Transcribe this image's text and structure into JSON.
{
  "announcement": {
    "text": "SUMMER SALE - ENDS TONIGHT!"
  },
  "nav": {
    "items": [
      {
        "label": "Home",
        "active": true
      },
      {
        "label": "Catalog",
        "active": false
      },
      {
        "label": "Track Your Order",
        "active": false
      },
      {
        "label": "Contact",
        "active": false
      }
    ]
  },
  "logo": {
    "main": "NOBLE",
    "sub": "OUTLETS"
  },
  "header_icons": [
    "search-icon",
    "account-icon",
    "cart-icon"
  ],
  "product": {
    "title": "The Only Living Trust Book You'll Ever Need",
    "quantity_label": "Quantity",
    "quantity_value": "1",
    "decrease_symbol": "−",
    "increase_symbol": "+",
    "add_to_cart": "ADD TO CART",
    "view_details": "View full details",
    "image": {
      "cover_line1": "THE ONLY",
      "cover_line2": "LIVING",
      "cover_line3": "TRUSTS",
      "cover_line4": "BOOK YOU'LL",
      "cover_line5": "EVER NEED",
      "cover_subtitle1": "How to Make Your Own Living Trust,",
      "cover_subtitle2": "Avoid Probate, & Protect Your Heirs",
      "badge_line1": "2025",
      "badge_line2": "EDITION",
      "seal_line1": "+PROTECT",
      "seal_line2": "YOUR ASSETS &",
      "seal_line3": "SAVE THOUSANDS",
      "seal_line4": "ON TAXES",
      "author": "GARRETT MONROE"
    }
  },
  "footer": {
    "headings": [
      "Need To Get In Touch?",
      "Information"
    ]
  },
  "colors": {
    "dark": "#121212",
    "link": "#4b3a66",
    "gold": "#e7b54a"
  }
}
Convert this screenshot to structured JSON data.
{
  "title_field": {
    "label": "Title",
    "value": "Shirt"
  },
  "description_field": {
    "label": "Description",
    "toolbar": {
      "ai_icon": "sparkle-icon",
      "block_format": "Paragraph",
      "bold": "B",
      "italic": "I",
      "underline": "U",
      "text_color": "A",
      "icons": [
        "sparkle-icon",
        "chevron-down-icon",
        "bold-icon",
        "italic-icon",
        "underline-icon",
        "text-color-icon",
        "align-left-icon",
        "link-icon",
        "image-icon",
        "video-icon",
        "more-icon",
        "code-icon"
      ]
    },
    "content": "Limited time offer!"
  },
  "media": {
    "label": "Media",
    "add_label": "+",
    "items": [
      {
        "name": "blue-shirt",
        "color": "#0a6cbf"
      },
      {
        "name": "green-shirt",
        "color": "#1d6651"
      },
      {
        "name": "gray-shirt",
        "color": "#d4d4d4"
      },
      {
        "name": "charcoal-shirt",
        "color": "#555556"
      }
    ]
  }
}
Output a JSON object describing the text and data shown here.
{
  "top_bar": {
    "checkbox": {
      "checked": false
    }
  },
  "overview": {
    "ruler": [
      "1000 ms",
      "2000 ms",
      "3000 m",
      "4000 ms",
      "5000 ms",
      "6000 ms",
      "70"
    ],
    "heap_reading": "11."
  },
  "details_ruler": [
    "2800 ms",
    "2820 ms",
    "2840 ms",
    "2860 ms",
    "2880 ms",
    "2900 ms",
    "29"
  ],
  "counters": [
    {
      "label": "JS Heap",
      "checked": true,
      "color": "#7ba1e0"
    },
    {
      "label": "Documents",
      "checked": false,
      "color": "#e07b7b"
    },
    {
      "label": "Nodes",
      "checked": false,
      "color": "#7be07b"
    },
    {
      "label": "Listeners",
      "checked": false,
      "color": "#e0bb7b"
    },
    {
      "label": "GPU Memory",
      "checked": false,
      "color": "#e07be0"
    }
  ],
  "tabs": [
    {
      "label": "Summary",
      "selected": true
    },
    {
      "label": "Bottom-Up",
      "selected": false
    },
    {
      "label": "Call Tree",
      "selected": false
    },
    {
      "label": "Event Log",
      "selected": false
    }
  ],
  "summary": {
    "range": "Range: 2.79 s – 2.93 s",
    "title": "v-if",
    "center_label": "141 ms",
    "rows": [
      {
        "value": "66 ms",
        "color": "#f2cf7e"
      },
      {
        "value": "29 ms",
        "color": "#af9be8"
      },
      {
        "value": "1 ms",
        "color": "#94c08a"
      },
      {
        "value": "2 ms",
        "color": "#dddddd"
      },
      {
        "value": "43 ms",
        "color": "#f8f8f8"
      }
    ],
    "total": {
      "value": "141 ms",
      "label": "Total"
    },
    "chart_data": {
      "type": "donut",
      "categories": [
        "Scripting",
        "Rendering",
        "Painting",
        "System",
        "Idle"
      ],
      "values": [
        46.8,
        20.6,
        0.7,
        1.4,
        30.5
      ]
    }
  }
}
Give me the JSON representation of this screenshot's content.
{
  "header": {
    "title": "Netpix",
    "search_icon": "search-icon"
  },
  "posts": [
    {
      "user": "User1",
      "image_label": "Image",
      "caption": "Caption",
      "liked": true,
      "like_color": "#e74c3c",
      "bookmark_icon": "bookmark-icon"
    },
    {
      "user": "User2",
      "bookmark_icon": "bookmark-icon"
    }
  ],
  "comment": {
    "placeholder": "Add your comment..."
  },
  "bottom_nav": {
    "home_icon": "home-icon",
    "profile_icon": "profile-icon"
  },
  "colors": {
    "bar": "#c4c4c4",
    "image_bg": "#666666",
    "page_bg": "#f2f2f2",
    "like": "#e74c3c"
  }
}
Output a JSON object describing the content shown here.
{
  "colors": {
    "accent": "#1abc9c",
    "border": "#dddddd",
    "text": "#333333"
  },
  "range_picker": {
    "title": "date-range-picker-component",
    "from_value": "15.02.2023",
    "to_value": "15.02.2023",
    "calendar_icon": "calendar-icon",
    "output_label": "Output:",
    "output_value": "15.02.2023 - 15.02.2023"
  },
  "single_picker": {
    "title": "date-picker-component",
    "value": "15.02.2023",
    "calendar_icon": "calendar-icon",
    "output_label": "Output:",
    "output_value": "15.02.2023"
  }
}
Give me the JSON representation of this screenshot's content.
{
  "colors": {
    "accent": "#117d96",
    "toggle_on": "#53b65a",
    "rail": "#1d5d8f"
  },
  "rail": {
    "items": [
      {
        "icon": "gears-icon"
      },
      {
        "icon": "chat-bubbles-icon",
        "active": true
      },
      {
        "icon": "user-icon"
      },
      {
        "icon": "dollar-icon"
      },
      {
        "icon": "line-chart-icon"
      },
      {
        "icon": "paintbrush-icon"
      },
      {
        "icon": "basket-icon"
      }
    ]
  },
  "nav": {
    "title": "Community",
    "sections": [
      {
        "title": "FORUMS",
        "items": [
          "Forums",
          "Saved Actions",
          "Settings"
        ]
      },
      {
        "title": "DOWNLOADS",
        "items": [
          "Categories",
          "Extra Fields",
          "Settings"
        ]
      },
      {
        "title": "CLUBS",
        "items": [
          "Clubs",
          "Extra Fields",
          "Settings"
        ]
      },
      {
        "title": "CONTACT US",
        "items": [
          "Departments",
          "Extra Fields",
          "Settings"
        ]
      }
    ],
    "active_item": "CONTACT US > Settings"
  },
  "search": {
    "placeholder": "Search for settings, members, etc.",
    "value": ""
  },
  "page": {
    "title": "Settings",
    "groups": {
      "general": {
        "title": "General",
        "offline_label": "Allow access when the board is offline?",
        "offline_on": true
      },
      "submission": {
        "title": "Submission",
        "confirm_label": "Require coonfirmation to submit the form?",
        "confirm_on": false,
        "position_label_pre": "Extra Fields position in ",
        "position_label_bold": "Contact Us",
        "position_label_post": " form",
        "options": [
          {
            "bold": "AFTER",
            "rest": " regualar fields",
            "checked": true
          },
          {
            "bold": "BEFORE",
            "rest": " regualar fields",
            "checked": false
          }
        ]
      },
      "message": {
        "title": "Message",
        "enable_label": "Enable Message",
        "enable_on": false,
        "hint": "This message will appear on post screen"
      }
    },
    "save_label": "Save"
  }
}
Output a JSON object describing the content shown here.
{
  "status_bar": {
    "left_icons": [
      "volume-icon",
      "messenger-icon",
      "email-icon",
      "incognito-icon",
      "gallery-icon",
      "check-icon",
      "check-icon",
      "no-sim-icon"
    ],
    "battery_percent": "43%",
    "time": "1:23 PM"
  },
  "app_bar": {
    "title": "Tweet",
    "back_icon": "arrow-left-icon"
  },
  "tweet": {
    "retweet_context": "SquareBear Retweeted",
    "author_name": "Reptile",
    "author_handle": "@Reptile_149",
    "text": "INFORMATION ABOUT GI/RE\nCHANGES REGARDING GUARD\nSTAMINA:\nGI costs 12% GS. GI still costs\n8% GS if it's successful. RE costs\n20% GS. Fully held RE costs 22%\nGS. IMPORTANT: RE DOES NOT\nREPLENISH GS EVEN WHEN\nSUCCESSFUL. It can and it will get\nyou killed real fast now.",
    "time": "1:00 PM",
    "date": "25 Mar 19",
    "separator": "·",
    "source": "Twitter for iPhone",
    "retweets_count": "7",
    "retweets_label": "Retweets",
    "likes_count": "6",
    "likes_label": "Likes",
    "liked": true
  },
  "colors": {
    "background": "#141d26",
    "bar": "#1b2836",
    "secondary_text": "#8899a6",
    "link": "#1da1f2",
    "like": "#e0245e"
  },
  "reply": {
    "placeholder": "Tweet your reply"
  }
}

□ □ □

▸ EXERCISE DETAILS: Read the data above. Pull out each line in which the string "user" appears.

▸ RESPONSE TO THIS TASK:
      "user": "User1",
      "user": "User2",
        "icon": "user-icon"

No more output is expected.